Given exercise ▸ From the records, pick out and copy each line containing "structure".

---- Items

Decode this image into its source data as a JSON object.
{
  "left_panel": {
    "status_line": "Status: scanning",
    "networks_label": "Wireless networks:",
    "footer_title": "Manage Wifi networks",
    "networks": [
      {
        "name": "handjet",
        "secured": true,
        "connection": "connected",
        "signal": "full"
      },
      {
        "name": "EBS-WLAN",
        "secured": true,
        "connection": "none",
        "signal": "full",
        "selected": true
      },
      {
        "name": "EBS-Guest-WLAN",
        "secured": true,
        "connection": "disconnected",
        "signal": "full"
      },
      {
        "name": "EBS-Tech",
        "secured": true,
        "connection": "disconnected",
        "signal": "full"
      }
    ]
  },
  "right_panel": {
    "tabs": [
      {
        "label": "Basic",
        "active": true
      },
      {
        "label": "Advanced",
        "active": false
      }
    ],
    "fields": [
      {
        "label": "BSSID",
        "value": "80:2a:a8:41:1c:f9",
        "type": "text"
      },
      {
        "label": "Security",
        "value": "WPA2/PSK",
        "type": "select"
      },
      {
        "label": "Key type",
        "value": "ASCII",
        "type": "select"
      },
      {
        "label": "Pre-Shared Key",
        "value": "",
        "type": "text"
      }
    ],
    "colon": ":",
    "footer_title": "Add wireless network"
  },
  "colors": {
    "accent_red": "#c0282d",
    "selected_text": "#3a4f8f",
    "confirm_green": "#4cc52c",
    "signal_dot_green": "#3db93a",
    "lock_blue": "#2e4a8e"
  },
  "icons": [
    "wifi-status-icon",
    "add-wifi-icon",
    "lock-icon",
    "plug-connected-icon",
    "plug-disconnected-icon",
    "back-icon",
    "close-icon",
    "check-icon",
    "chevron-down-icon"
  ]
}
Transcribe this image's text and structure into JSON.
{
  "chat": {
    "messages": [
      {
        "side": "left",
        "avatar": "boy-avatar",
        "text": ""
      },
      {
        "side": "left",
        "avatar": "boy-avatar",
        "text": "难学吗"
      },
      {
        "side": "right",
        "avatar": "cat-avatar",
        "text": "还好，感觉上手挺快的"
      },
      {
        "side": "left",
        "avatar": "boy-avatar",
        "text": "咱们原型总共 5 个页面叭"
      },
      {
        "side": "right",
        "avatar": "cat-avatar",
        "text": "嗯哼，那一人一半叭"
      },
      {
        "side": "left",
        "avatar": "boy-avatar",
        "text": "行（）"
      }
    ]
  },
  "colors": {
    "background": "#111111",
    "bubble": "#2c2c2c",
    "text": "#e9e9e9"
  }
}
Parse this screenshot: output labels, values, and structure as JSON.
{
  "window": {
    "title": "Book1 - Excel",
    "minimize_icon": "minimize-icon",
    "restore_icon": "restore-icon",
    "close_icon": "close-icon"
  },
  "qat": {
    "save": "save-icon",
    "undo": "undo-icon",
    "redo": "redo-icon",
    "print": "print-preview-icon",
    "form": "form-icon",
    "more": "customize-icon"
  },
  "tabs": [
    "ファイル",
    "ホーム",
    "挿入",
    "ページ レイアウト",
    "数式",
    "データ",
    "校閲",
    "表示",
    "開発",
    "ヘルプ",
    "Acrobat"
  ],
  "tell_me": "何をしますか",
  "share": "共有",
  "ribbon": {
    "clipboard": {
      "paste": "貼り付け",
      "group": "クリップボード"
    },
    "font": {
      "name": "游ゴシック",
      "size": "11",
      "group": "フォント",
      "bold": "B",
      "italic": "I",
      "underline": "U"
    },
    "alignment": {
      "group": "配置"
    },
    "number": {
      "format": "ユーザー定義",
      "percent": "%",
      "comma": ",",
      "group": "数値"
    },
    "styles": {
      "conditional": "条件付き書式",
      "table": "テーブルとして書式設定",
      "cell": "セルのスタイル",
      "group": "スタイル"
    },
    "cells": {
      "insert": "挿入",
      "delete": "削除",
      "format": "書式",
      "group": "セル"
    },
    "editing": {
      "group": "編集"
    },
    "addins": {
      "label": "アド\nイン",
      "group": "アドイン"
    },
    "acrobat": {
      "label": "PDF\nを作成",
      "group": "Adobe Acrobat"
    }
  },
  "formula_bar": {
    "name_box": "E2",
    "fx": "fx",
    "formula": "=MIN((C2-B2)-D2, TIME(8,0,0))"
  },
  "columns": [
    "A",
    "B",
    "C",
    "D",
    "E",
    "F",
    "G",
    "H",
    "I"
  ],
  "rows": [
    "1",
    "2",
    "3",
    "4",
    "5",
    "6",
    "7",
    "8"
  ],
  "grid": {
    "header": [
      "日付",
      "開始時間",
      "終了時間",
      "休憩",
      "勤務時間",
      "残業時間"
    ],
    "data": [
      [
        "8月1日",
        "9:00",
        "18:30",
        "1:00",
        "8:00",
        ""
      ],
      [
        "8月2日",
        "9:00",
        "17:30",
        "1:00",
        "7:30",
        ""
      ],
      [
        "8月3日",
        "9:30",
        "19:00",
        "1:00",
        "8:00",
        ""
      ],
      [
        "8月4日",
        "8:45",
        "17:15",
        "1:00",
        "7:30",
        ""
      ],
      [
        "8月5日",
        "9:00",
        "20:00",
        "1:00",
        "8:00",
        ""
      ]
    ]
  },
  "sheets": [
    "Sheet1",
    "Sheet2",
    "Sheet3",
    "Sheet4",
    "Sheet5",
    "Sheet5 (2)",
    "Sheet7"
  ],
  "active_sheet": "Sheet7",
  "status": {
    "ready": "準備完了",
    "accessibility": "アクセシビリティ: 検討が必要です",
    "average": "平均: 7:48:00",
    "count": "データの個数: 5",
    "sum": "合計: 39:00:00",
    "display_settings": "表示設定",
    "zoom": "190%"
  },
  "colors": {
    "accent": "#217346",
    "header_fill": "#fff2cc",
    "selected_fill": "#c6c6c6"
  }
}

--------

Solution for this exercise ▸
Transcribe this image's text and structure into JSON.
Parse this screenshot: output labels, values, and structure as JSON.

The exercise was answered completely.